- Opening Delimiter -
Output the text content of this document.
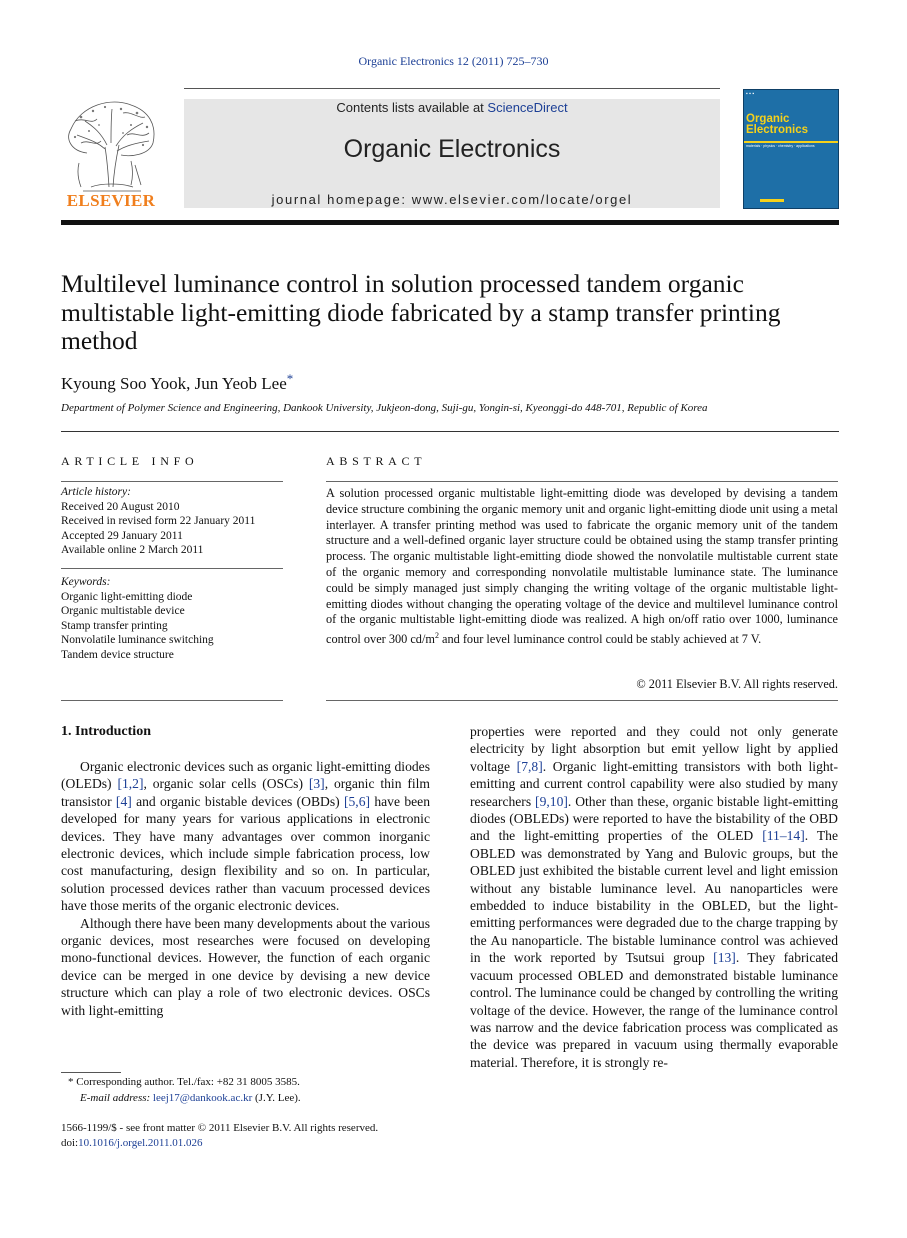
Organic Electronics 12 (2011) 725–730
Contents lists available at ScienceDirect
Organic Electronics
journal homepage: www.elsevier.com/locate/orgel
ELSEVIER
▪ ▪ ▪
Organic Electronics
materials · physics · chemistry · applications
Multilevel luminance control in solution processed tandem organic multistable light-emitting diode fabricated by a stamp transfer printing method
Kyoung Soo Yook, Jun Yeob Lee*
Department of Polymer Science and Engineering, Dankook University, Jukjeon-dong, Suji-gu, Yongin-si, Kyeonggi-do 448-701, Republic of Korea
ARTICLE INFO
Article history:
Received 20 August 2010
Received in revised form 22 January 2011
Accepted 29 January 2011
Available online 2 March 2011
Keywords:
Organic light-emitting diode
Organic multistable device
Stamp transfer printing
Nonvolatile luminance switching
Tandem device structure
ABSTRACT
A solution processed organic multistable light-emitting diode was developed by devising a tandem device structure combining the organic memory unit and organic light-emitting diode unit using a metal interlayer. A transfer printing method was used to fabricate the organic memory unit of the tandem structure and a well-defined organic layer structure could be obtained using the stamp transfer printing process. The organic multistable light-emitting diode showed the nonvolatile multistable current state of the organic memory and corresponding nonvolatile multistable luminance state. The luminance could be simply managed just simply changing the writing voltage of the organic multistable light-emitting diodes without changing the operating voltage of the device and multilevel luminance control of the organic multistable light-emitting diode was realized. A high on/off ratio over 1000, luminance control over 300 $cd/m^2$ and four level luminance control could be stably achieved at 7 V.
© 2011 Elsevier B.V. All rights reserved.
1. Introduction

Organic electronic devices such as organic light-emitting diodes (OLEDs) [1,2], organic solar cells (OSCs) [3], organic thin film transistor [4] and organic bistable devices (OBDs) [5,6] have been developed for many years for various applications in electronic devices. They have many advantages over common inorganic electronic devices, which include simple fabrication process, low cost manufacturing, design flexibility and so on. In particular, solution processed devices rather than vacuum processed devices have those merits of the organic electronic devices.

Although there have been many developments about the various organic devices, most researches were focused on developing mono-functional devices. However, the function of each organic device can be merged in one device by devising a new device structure which can play a role of two electronic devices. OSCs with light-emitting

properties were reported and they could not only generate electricity by light absorption but emit yellow light by applied voltage [7,8]. Organic light-emitting transistors with both light-emitting and current control capability were also studied by many researchers [9,10]. Other than these, organic bistable light-emitting diodes (OBLEDs) were reported to have the bistability of the OBD and the light-emitting properties of the OLED [11–14]. The OBLED was demonstrated by Yang and Bulovic groups, but the OBLED just exhibited the bistable current level and light emission without any bistable luminance level. Au nanoparticles were embedded to induce bistability in the OBLED, but the light-emitting performances were degraded due to the charge trapping by the Au nanoparticle. The bistable luminance control was achieved in the work reported by Tsutsui group [13]. They fabricated vacuum processed OBLED and demonstrated bistable luminance control. The luminance could be changed by controlling the writing voltage of the device. However, the range of the luminance control was narrow and the device fabrication process was complicated as the device was prepared in vacuum using thermally evaporable material. Therefore, it is strongly re-

* Corresponding author. Tel./fax: +82 31 8005 3585.
E-mail address: leej17@dankook.ac.kr (J.Y. Lee).
1566-1199/$ - see front matter © 2011 Elsevier B.V. All rights reserved.
doi:10.1016/j.orgel.2011.01.026
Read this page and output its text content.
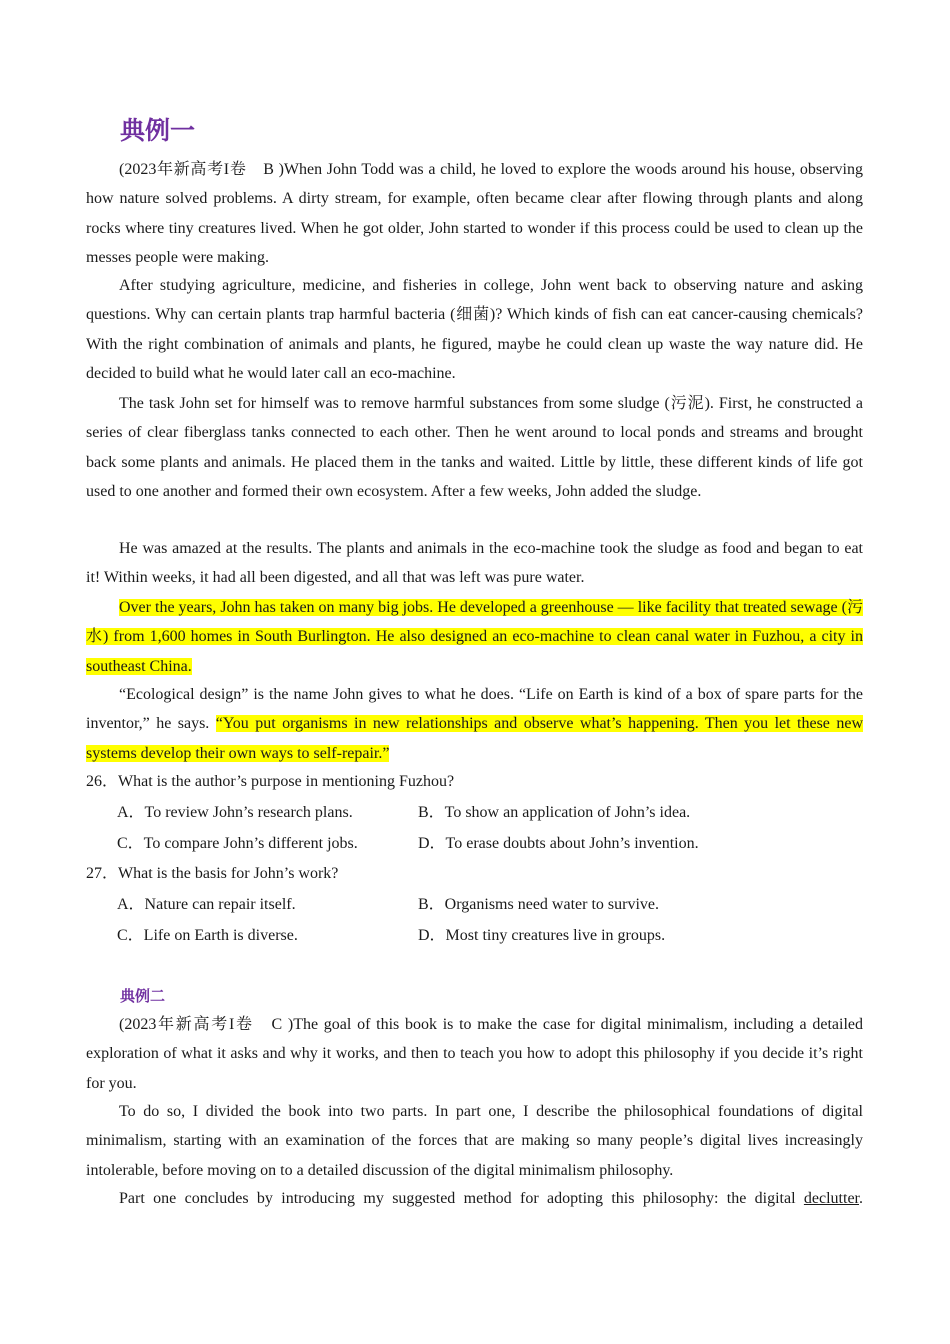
典例一

(2023年新高考I卷　B )When John Todd was a child, he loved to explore the woods around his house, observing how nature solved problems. A dirty stream, for example, often became clear after flowing through plants and along rocks where tiny creatures lived. When he got older, John started to wonder if this process could be used to clean up the messes people were making.

After studying agriculture, medicine, and fisheries in college, John went back to observing nature and asking questions. Why can certain plants trap harmful bacteria (细菌)? Which kinds of fish can eat cancer-causing chemicals? With the right combination of animals and plants, he figured, maybe he could clean up waste the way nature did. He decided to build what he would later call an eco-machine.

The task John set for himself was to remove harmful substances from some sludge (污泥). First, he constructed a series of clear fiberglass tanks connected to each other. Then he went around to local ponds and streams and brought back some plants and animals. He placed them in the tanks and waited. Little by little, these different kinds of life got used to one another and formed their own ecosystem. After a few weeks, John added the sludge.

He was amazed at the results. The plants and animals in the eco-machine took the sludge as food and began to eat it! Within weeks, it had all been digested, and all that was left was pure water.

Over the years, John has taken on many big jobs. He developed a greenhouse — like facility that treated sewage (污水) from 1,600 homes in South Burlington. He also designed an eco-machine to clean canal water in Fuzhou, a city in southeast China.

“Ecological design” is the name John gives to what he does. “Life on Earth is kind of a box of spare parts for the inventor,” he says. “You put organisms in new relationships and observe what’s happening. Then you let these new systems develop their own ways to self-repair.”

26．What is the author’s purpose in mentioning Fuzhou?
A．To review John’s research plans.	B．To show an application of John’s idea.
C．To compare John’s different jobs.	D．To erase doubts about John’s invention.
27．What is the basis for John’s work?
A．Nature can repair itself.	B．Organisms need water to survive.
C．Life on Earth is diverse.	D．Most tiny creatures live in groups.
典例二

(2023年新高考I卷　C )The goal of this book is to make the case for digital minimalism, including a detailed exploration of what it asks and why it works, and then to teach you how to adopt this philosophy if you decide it’s right for you.

To do so, I divided the book into two parts. In part one, I describe the philosophical foundations of digital minimalism, starting with an examination of the forces that are making so many people’s digital lives increasingly intolerable, before moving on to a detailed discussion of the digital minimalism philosophy.

Part one concludes by introducing my suggested method for adopting this philosophy: the digital declutter.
- Closing Delimiter -
**Task details**
The lines to copy are those above that contain "book".

**Exercise answer**
(2023年新高考I卷　C )The goal of this book is to make the case for digital minimalism, including a detailed exploration of what it asks and why it works, and then to teach you how to adopt this philosophy if you decide it’s right for you.
To do so, I divided the book into two parts. In part one, I describe the philosophical foundations of digital minimalism, starting with an examination of the forces that are making so many people’s digital lives increasingly intolerable, before moving on to a detailed discussion of the digital minimalism philosophy.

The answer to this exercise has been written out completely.